Directions for this task: Copy out the complete listing, word for word.

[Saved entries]
════════════════
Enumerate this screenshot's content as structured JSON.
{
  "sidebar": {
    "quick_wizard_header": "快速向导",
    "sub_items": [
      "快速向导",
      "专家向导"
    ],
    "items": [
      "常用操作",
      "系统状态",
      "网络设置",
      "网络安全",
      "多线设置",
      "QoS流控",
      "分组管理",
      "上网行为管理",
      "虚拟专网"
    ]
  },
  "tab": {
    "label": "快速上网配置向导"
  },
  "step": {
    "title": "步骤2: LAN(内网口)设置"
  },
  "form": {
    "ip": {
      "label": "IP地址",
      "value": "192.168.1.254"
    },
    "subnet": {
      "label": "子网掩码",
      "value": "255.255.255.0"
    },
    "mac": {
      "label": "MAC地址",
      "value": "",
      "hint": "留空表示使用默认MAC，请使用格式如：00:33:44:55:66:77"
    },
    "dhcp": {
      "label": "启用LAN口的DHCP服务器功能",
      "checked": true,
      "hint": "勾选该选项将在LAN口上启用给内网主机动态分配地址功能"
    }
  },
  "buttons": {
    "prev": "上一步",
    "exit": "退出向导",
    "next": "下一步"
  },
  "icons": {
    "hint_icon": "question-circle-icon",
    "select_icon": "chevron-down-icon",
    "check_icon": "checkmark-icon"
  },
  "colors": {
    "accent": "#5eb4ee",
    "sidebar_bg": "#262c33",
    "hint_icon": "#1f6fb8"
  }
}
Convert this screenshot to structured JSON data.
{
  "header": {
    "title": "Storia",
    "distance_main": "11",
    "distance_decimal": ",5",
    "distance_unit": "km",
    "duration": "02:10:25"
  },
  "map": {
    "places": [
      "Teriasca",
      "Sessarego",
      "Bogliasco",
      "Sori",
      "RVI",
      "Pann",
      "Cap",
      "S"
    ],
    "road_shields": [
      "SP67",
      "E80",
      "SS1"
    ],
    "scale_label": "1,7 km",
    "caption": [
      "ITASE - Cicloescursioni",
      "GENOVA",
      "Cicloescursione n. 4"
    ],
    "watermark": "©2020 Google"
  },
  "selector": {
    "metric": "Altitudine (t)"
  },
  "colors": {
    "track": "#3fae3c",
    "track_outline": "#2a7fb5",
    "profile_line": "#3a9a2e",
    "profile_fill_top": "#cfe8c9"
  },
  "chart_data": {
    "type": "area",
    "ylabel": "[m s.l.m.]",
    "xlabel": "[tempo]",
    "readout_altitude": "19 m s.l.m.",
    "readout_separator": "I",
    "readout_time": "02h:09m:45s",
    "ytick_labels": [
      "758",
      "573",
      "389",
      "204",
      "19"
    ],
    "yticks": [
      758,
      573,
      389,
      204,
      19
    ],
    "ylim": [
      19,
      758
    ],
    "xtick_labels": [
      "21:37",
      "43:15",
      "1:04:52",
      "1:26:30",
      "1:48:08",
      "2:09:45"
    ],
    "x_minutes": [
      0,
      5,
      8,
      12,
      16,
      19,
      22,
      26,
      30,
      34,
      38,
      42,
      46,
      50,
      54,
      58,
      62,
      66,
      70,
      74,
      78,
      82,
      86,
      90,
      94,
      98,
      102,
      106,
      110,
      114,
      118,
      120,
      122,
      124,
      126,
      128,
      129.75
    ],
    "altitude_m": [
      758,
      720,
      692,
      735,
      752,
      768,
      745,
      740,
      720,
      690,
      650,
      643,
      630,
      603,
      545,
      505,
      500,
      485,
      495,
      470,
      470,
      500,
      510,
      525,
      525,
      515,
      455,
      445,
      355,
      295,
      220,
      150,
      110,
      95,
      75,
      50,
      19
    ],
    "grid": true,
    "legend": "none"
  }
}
════════════════
Written solution:
Enumerate this screenshot's content as structured JSON.
{
  "sidebar": {
    "quick_wizard_header": "快速向导",
    "sub_items": [
      "快速向导",
      "专家向导"
    ],
    "items": [
      "常用操作",
      "系统状态",
      "网络设置",
      "网络安全",
      "多线设置",
      "QoS流控",
      "分组管理",
      "上网行为管理",
      "虚拟专网"
    ]
  },
  "tab": {
    "label": "快速上网配置向导"
  },
  "step": {
    "title": "步骤2: LAN(内网口)设置"
  },
  "form": {
    "ip": {
      "label": "IP地址",
      "value": "192.168.1.254"
    },
    "subnet": {
      "label": "子网掩码",
      "value": "255.255.255.0"
    },
    "mac": {
      "label": "MAC地址",
      "value": "",
      "hint": "留空表示使用默认MAC，请使用格式如：00:33:44:55:66:77"
    },
    "dhcp": {
      "label": "启用LAN口的DHCP服务器功能",
      "checked": true,
      "hint": "勾选该选项将在LAN口上启用给内网主机动态分配地址功能"
    }
  },
  "buttons": {
    "prev": "上一步",
    "exit": "退出向导",
    "next": "下一步"
  },
  "icons": {
    "hint_icon": "question-circle-icon",
    "select_icon": "chevron-down-icon",
    "check_icon": "checkmark-icon"
  },
  "colors": {
    "accent": "#5eb4ee",
    "sidebar_bg": "#262c33",
    "hint_icon": "#1f6fb8"
  }
}
Convert this screenshot to structured JSON data.
{
  "header": {
    "title": "Storia",
    "distance_main": "11",
    "distance_decimal": ",5",
    "distance_unit": "km",
    "duration": "02:10:25"
  },
  "map": {
    "places": [
      "Teriasca",
      "Sessarego",
      "Bogliasco",
      "Sori",
      "RVI",
      "Pann",
      "Cap",
      "S"
    ],
    "road_shields": [
      "SP67",
      "E80",
      "SS1"
    ],
    "scale_label": "1,7 km",
    "caption": [
      "ITASE - Cicloescursioni",
      "GENOVA",
      "Cicloescursione n. 4"
    ],
    "watermark": "©2020 Google"
  },
  "selector": {
    "metric": "Altitudine (t)"
  },
  "colors": {
    "track": "#3fae3c",
    "track_outline": "#2a7fb5",
    "profile_line": "#3a9a2e",
    "profile_fill_top": "#cfe8c9"
  },
  "chart_data": {
    "type": "area",
    "ylabel": "[m s.l.m.]",
    "xlabel": "[tempo]",
    "readout_altitude": "19 m s.l.m.",
    "readout_separator": "I",
    "readout_time": "02h:09m:45s",
    "ytick_labels": [
      "758",
      "573",
      "389",
      "204",
      "19"
    ],
    "yticks": [
      758,
      573,
      389,
      204,
      19
    ],
    "ylim": [
      19,
      758
    ],
    "xtick_labels": [
      "21:37",
      "43:15",
      "1:04:52",
      "1:26:30",
      "1:48:08",
      "2:09:45"
    ],
    "x_minutes": [
      0,
      5,
      8,
      12,
      16,
      19,
      22,
      26,
      30,
      34,
      38,
      42,
      46,
      50,
      54,
      58,
      62,
      66,
      70,
      74,
      78,
      82,
      86,
      90,
      94,
      98,
      102,
      106,
      110,
      114,
      118,
      120,
      122,
      124,
      126,
      128,
      129.75
    ],
    "altitude_m": [
      758,
      720,
      692,
      735,
      752,
      768,
      745,
      740,
      720,
      690,
      650,
      643,
      630,
      603,
      545,
      505,
      500,
      485,
      495,
      470,
      470,
      500,
      510,
      525,
      525,
      515,
      455,
      445,
      355,
      295,
      220,
      150,
      110,
      95,
      75,
      50,
      19
    ],
    "grid": true,
    "legend": "none"
  }
}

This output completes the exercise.